● 本文:
⟨
自分の子供は悪いところがよく見えて叱るが、他人の子供はいいところがよく見えたりする。それと一緒。
○1968年のNSA(国家安全保障局)の草案。地球外の行動な知的生命体(宇宙人)と公式に交流しなければならなくなった場合に、何を参考にすればいいのかというレポート。
地球人が高度な文明、科学力を持つ宇宙人と接触し、交流を重ねていくことを想定した場合、地球上で最も参考にすべきケーススタディとされた国と民族、それが日本であり、日本人とされている。
○日本は長い鎖国の後、自分たちよりも科学技術が優れた西洋文明と出会いながらもそれに呑まれることなく、独自性を保ち、やがては西洋列強と並ぶまでに成長した。
○その日本民族分析の一部を抜粋。
①他民族(宇宙人の想定)よりも劣っている自らの特質は全面的かつ率直に認める。
中略
③無理強いされてもやむを得ない状況にある相手側との交渉においては、相手側に有利な行動のみをとるなど、極力、自制する。
④相手側に対しては品行方正かつ有効的な態度をとる。
⑤相手側の技術的、文化的強さ及び弱さの全てを可能な限り(地球の)全民族が一致して熱心に学び取る。
⟩
● 提供資料:
⟨
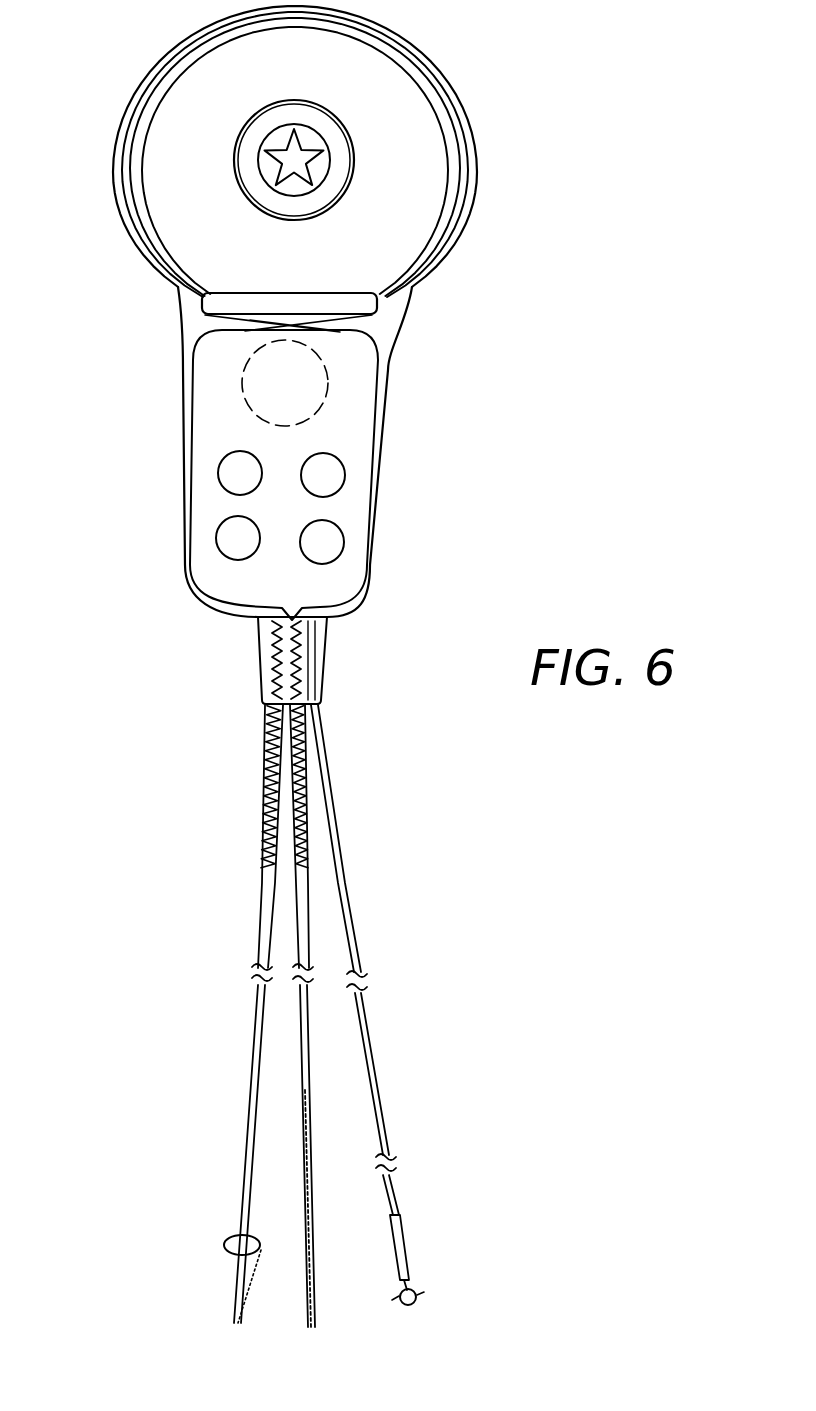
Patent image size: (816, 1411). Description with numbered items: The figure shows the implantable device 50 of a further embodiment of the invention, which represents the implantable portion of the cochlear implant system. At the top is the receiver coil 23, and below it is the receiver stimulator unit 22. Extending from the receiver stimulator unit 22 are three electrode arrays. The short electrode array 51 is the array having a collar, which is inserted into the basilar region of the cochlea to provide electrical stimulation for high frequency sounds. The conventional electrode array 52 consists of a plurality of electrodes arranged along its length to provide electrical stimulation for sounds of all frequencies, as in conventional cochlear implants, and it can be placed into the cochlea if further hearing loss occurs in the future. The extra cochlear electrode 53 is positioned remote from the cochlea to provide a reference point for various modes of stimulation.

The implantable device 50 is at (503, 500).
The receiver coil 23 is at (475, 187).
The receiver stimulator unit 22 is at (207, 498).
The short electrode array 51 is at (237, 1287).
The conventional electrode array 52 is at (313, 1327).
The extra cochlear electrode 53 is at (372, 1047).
⟩
⟨
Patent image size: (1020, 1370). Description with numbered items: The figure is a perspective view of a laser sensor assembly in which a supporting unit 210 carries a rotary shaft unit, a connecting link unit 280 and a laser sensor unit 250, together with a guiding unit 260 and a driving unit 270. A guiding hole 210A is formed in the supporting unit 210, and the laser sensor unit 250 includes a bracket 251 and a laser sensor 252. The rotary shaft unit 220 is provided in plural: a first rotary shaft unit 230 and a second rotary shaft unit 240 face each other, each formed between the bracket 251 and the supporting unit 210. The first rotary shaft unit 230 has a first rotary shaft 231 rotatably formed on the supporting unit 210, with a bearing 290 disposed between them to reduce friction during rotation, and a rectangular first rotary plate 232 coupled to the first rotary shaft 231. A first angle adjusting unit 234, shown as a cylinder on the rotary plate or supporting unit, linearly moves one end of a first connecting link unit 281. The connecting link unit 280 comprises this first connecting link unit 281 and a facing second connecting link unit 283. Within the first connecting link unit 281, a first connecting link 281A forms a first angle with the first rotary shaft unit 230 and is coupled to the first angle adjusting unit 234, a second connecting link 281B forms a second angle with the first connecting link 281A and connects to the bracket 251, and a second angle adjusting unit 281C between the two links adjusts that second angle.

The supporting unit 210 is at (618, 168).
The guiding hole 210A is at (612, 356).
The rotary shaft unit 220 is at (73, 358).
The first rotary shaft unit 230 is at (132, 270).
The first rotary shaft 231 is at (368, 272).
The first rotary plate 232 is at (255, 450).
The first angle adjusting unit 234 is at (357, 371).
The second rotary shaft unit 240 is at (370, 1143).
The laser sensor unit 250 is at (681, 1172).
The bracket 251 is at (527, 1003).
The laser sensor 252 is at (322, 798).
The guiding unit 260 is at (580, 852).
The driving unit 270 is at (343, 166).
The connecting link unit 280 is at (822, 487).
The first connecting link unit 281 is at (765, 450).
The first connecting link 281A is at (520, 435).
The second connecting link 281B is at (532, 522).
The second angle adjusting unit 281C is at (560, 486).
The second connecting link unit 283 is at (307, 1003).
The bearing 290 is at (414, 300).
⟩
● 練習問題:
**1.** 次の(a)〜(c)は本文の内容と合っていますか。それぞれ「はい」か「いいえ」で答え、決め手となる本文の語句をそのまま引用してください。(a) 草案は1968年にNSAが作成したものである。(b) 日本は西洋文明と出会った後、独自性を失ったとされている。(c) 抜粋では、他民族より劣る自らの特質は認めないとしている。
**2.** 本文によると、宇宙人との接触・交流を想定した場合に地球上で最も参考にすべきケーススタディとされた国はどこですか?
**3.** 本文の「日本は長い鎖国の後」で始まる段落を、主な事実を保ったまま箇条書きにまとめ直してください。

● 各問の解答:
**1.**
(a) はい:「1968年のNSA(国家安全保障局)の草案」
(b) いいえ:「それに呑まれることなく、独自性を保ち」
(c) いいえ:「全面的かつ率直に認める」

**2.** 日本です(民族としては日本人とされています)。

**3.**
- 長い鎖国の後、自分たちより科学技術の優れた西洋文明と出会った
- その文明に呑まれず、独自性を保った
- やがて西洋列強と並ぶまでに成長した